Task instructions: Reply with only the number of lines that contain the string "team".

========================

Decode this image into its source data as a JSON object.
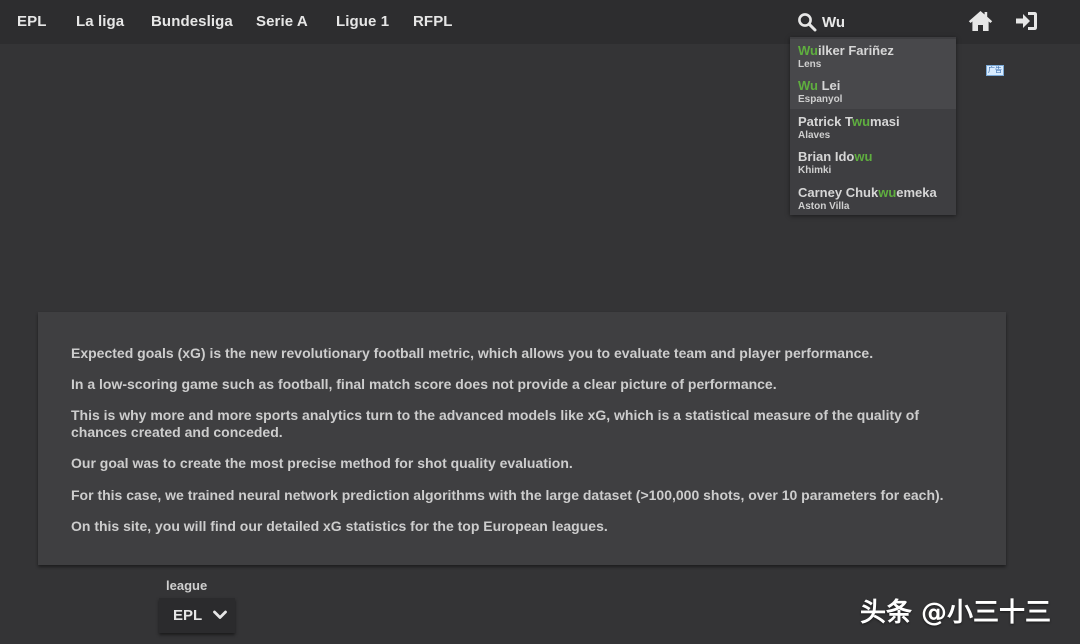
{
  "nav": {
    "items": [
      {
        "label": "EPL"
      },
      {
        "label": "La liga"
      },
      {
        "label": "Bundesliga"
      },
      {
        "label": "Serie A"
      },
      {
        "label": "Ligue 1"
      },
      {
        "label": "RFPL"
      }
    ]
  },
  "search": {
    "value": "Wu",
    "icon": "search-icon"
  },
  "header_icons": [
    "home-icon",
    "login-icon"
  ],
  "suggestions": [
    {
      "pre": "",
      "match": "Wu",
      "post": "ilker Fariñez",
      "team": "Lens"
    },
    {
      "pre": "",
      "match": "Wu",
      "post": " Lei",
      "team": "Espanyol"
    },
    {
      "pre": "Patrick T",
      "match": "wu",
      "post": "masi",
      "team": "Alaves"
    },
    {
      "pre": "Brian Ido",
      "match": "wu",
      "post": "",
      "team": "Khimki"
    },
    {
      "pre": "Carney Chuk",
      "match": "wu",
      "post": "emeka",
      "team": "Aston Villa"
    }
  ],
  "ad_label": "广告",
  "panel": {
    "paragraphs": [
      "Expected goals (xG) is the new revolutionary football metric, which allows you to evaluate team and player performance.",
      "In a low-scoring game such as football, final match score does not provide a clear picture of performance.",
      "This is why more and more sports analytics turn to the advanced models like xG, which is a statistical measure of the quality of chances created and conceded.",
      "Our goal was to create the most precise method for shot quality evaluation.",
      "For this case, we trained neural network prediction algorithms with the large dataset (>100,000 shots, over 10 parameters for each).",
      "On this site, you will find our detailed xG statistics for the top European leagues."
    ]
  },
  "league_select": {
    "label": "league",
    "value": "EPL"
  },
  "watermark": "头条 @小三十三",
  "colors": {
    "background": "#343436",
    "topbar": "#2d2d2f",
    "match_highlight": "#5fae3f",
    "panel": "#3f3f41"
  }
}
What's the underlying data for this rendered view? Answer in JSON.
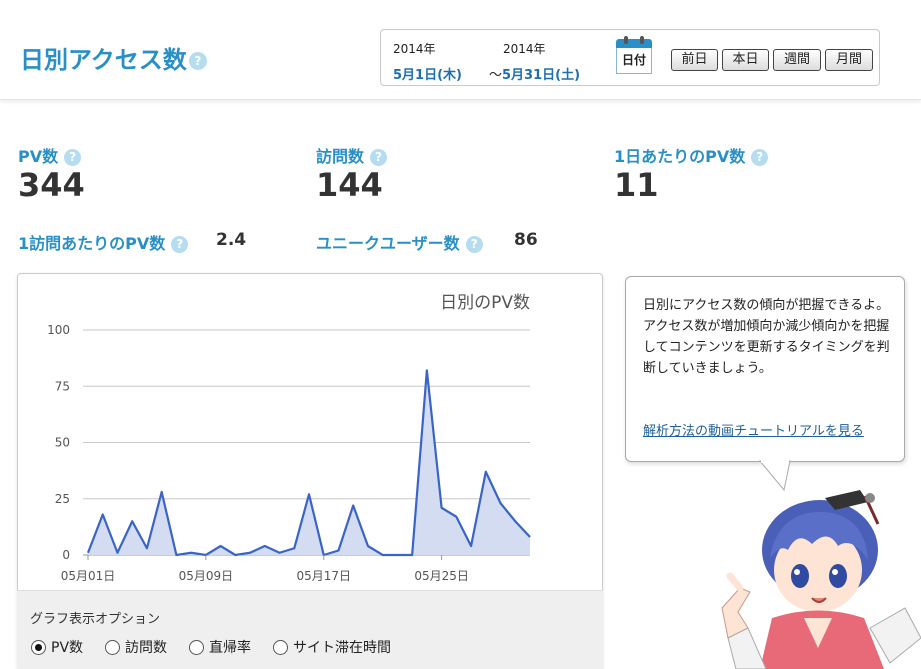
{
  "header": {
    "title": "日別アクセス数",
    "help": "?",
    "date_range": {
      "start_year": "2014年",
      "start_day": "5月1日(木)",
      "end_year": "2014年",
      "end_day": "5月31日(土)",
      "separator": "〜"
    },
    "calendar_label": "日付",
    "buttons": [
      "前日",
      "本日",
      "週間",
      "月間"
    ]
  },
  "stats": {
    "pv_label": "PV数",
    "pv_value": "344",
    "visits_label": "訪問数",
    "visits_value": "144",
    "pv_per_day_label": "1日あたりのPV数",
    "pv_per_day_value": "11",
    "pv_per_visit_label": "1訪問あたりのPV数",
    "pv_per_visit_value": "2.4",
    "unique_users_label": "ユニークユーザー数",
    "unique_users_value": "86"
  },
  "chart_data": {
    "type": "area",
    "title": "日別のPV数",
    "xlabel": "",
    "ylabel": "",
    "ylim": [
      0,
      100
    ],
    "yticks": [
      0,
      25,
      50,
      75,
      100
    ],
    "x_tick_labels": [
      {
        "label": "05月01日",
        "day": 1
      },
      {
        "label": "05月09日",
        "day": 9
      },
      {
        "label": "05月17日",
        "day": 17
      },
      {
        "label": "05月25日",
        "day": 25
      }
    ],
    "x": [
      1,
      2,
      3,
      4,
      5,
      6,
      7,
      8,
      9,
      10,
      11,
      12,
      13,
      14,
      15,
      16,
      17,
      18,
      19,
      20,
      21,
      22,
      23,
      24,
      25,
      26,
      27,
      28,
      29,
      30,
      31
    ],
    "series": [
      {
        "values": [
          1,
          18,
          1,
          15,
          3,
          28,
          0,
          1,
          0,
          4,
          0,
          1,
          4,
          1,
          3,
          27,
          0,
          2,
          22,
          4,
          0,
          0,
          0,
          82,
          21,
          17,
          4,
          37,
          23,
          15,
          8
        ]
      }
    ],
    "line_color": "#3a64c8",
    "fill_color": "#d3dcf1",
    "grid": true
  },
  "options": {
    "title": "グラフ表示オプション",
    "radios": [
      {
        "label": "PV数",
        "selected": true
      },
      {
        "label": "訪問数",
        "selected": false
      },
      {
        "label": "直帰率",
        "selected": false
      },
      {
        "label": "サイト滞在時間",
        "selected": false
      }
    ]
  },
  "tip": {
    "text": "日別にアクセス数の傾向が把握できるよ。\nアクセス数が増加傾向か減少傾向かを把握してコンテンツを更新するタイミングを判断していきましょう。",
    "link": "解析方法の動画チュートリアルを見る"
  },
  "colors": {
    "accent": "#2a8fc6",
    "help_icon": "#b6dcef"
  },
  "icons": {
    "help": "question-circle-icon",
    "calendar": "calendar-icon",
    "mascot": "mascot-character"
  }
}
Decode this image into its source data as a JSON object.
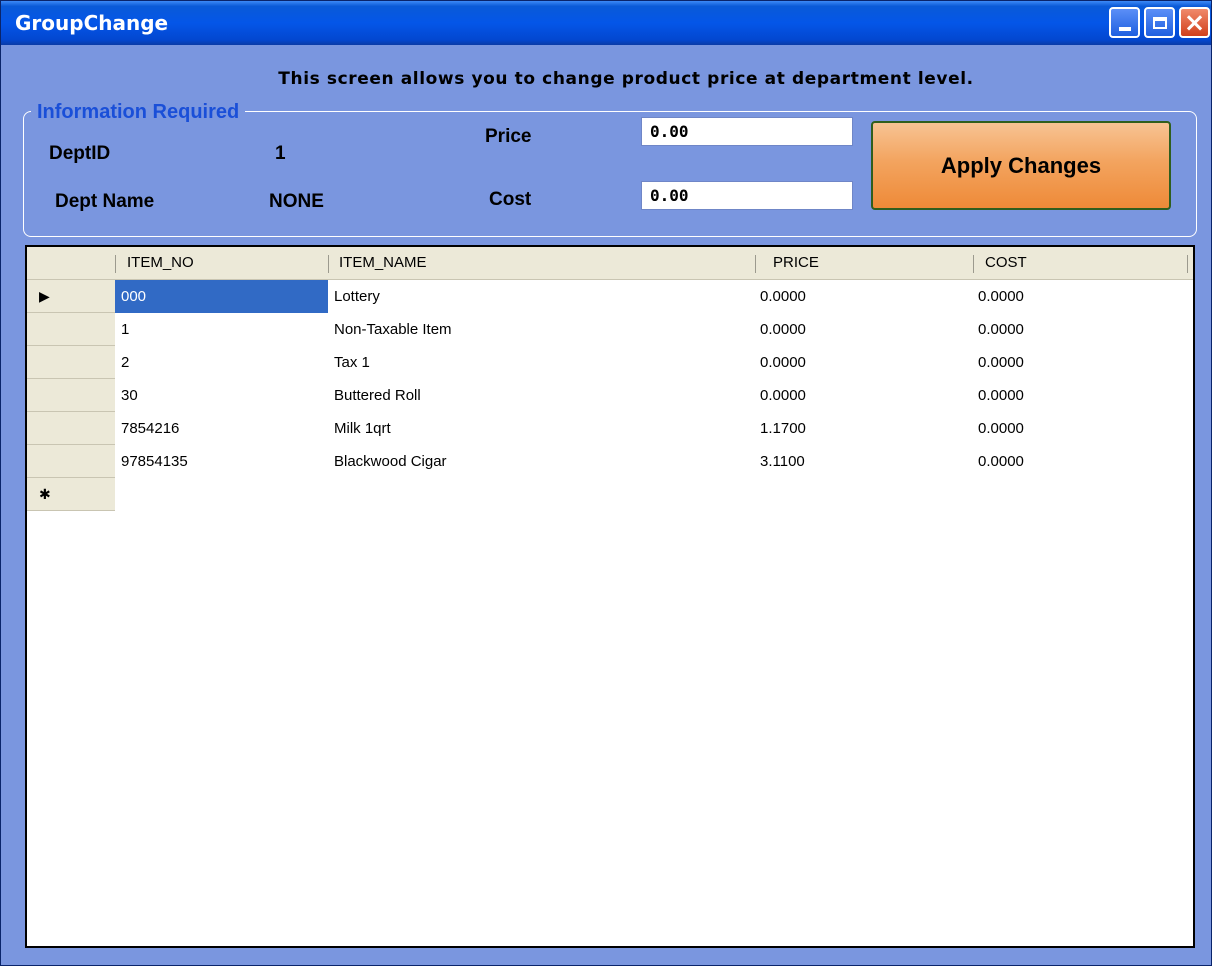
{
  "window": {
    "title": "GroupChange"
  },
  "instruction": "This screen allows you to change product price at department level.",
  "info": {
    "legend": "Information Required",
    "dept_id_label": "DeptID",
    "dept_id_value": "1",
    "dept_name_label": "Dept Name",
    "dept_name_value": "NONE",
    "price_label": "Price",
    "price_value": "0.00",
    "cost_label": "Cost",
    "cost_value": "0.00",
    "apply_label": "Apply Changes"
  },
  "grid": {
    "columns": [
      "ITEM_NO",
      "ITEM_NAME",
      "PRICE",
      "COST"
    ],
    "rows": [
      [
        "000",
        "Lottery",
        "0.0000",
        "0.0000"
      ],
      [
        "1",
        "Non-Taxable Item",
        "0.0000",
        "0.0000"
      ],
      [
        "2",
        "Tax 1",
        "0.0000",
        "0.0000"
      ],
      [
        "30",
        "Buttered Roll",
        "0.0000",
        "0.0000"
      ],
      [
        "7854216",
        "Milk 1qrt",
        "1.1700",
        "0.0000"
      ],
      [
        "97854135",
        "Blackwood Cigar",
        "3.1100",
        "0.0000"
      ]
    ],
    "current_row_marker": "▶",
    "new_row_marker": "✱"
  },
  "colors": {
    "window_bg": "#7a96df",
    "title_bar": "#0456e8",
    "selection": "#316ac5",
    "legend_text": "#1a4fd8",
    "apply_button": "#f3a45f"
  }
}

========================

The answer: 6